┌─ TEXT PROVIDED

- Born: Milo Merle Naeve October 9, 1931 Arnold, Kansas, US
- Died: August 10, 2009 (aged 77) Kennett Square, Pennsylvania, US
- Education: University of Colorado (BFA) University of Delaware (MA)
- Occupation(s): Art historian, museum curator, museum administrator
- Employer: Art Institute of Chicago

= Milo Naeve =

American art historian, curator, and museum administrator (1931–2009)

Milo Merle Naeve (October 9, 1931 – August 10, 2009) was an American art historian, curator, and museum administrator who worked at the Winterthur Museum, Garden and Library, Colonial Williamsburg, the Colorado Springs Fine Arts Center, and the Art Institute of Chicago, where he held the first curatorship in American arts and the first endowed curatorship at the Institute.

==Early life and education==
Naeve was born on a farm in Arnold, Kansas, on October 9, 1931, the youngest of three sons of Fern and Bernhardt Naeve. He grew up in Kansas and Colorado and received his Bachelor of Fine Arts degree from the University of Colorado in 1953. In June 1955, he received his Master of Arts degree from the University of Delaware as a member of the second graduating class of the Winterthur Program in Early American Culture. He joined the United States Army in September 1955, and served two years in the Medical Corps. He was stationed in Hawaii. In 1958, he was in the 390th Civil Affairs Military Government Group of the United States Army Reserve in Delaware as a specialist 3rd class.

==Career and honors==
In September 1957 Naeve became a curatorial assistant at the Winterthur Museum, Garden and Library, gaining a promotion to assistant curator in January 1959. In October 1959 he became the museum's registrar and secretary, succeeding Dean Abner Fales Jr., who resigned to become director at the Essex Institute. Naeve held this position through 1963 before becoming the founding editor of the Winterthur Portfolio, in which capacity he supervised the production of this journal's first three volumes, published between 1964 and 1967. After departing Winterthur, Naeve worked as a curator at Colonial Williamsburg and as director of the Colorado Springs Fine Arts Center.

└─

[TASKS FOR THIS EXERCISE]
1. Copy word for word the passage of the Milo Naeve biography from "- Born: Milo" up to and including "at the Institute.".
2. Answer these questions using the Milo Naeve biography:
(a) Which university awarded Naeve his Bachelor of Fine Arts degree, and in what year?
(b) Where was he stationed during his Army service?
(c) Whom did he succeed as registrar and secretary at Winterthur?

┌─ PROVIDED MATERIAL

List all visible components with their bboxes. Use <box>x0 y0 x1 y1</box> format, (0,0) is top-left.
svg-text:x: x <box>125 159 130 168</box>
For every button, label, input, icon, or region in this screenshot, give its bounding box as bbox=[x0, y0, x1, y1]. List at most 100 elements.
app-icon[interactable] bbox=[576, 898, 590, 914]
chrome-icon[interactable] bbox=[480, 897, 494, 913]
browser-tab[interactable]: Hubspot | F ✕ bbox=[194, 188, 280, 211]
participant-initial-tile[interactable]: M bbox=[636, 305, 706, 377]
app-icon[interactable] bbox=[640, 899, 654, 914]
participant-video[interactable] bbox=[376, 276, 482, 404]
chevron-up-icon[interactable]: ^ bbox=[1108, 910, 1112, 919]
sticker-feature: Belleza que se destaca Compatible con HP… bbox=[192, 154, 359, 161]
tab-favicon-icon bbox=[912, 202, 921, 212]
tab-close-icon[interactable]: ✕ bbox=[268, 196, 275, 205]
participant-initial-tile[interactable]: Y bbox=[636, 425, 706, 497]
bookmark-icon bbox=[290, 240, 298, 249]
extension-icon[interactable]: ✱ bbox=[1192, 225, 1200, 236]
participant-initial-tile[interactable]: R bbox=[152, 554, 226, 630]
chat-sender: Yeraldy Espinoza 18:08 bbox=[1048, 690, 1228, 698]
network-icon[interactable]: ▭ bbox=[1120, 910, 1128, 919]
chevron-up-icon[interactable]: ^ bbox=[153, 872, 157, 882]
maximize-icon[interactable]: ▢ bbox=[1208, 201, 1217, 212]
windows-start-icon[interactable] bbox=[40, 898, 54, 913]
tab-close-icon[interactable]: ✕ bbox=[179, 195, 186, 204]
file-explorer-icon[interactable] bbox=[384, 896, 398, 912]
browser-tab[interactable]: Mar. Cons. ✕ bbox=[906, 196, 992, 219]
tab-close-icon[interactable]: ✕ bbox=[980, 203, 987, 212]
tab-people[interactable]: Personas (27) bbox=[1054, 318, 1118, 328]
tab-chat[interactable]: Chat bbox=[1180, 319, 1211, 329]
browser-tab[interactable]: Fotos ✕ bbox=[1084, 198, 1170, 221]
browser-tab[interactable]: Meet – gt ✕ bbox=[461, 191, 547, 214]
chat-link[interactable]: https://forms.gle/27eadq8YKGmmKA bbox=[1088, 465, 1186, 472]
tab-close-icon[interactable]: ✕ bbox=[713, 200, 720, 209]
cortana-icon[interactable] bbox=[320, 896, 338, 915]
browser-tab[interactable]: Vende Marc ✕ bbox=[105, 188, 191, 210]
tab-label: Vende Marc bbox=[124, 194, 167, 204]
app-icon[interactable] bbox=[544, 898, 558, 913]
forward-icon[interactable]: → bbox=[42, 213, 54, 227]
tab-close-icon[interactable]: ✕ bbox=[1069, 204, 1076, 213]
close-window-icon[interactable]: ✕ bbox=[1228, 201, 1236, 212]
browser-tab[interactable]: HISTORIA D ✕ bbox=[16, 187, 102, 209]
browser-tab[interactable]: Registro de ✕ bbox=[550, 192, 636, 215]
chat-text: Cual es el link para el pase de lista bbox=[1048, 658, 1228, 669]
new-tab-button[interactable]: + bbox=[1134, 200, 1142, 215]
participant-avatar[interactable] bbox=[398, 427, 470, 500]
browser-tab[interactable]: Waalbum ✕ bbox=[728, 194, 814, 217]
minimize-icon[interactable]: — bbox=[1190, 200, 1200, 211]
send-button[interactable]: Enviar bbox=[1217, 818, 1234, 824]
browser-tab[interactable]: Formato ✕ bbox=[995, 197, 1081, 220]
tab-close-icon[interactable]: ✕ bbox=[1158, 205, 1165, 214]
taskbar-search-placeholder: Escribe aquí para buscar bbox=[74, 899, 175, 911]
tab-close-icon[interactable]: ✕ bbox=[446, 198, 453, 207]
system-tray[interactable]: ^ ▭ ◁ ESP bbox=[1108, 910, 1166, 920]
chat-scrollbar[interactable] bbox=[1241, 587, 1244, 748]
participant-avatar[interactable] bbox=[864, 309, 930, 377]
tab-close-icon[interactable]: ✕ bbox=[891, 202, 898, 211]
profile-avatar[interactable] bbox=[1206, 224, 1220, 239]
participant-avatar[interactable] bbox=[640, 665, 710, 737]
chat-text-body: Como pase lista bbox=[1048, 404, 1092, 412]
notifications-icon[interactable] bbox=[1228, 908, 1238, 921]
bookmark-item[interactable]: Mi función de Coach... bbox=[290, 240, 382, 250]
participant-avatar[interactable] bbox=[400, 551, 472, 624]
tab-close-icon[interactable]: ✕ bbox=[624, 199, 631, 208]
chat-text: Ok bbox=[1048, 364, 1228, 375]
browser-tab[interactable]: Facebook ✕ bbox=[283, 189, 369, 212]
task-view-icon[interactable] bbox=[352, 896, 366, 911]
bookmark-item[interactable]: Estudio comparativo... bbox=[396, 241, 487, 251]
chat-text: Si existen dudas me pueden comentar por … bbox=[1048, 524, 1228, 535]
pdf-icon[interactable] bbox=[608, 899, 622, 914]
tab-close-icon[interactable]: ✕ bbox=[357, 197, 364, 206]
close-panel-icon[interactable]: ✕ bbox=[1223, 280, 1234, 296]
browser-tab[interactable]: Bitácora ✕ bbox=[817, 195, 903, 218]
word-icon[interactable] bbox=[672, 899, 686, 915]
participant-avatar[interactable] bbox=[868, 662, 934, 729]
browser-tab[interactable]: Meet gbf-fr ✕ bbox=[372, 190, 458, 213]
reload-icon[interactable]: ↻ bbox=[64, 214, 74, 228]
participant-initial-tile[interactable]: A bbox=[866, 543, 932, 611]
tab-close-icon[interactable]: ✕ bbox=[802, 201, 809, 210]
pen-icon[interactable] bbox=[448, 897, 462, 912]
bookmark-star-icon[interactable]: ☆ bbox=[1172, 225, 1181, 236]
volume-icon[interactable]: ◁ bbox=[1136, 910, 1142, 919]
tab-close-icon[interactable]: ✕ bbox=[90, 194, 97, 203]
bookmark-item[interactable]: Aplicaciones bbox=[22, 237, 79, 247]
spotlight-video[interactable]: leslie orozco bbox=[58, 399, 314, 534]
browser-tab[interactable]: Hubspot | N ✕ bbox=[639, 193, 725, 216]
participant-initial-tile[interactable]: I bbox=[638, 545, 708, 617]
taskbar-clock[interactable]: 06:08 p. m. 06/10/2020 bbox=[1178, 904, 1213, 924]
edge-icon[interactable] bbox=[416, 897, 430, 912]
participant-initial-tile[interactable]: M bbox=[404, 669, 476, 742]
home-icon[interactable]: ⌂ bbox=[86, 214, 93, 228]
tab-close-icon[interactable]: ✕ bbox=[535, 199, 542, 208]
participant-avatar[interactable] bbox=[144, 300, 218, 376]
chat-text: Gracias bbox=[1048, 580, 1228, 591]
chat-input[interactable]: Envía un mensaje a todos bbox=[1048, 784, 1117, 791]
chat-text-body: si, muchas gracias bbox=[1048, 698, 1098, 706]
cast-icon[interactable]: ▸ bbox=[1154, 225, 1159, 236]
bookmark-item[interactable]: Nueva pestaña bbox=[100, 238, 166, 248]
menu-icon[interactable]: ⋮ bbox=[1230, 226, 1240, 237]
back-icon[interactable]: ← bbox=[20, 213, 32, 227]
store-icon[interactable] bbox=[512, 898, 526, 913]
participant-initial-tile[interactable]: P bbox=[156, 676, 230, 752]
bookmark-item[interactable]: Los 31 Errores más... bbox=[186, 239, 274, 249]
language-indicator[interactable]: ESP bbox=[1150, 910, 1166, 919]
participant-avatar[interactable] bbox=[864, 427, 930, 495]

└─

[SOLUTIONS]
1.
- Born: Milo Merle Naeve October 9, 1931 Arnold, Kansas, US
- Died: August 10, 2009 (aged 77) Kennett Square, Pennsylvania, US
- Education: University of Colorado (BFA) University of Delaware (MA)
- Occupation(s): Art historian, museum curator, museum administrator
- Employer: Art Institute of Chicago

= Milo Naeve =

American art historian, curator, and museum administrator (1931–2009)

Milo Merle Naeve (October 9, 1931 – August 10, 2009) was an American art historian, curator, and museum administrator who worked at the Winterthur Museum, Garden and Library, Colonial Williamsburg, the Colorado Springs Fine Arts Center, and the Art Institute of Chicago, where he held the first curatorship in American arts and the first endowed curatorship at the Institute.

2.
(a) The University of Colorado, in 1953.
(b) Hawaii.
(c) Dean Abner Fales Jr.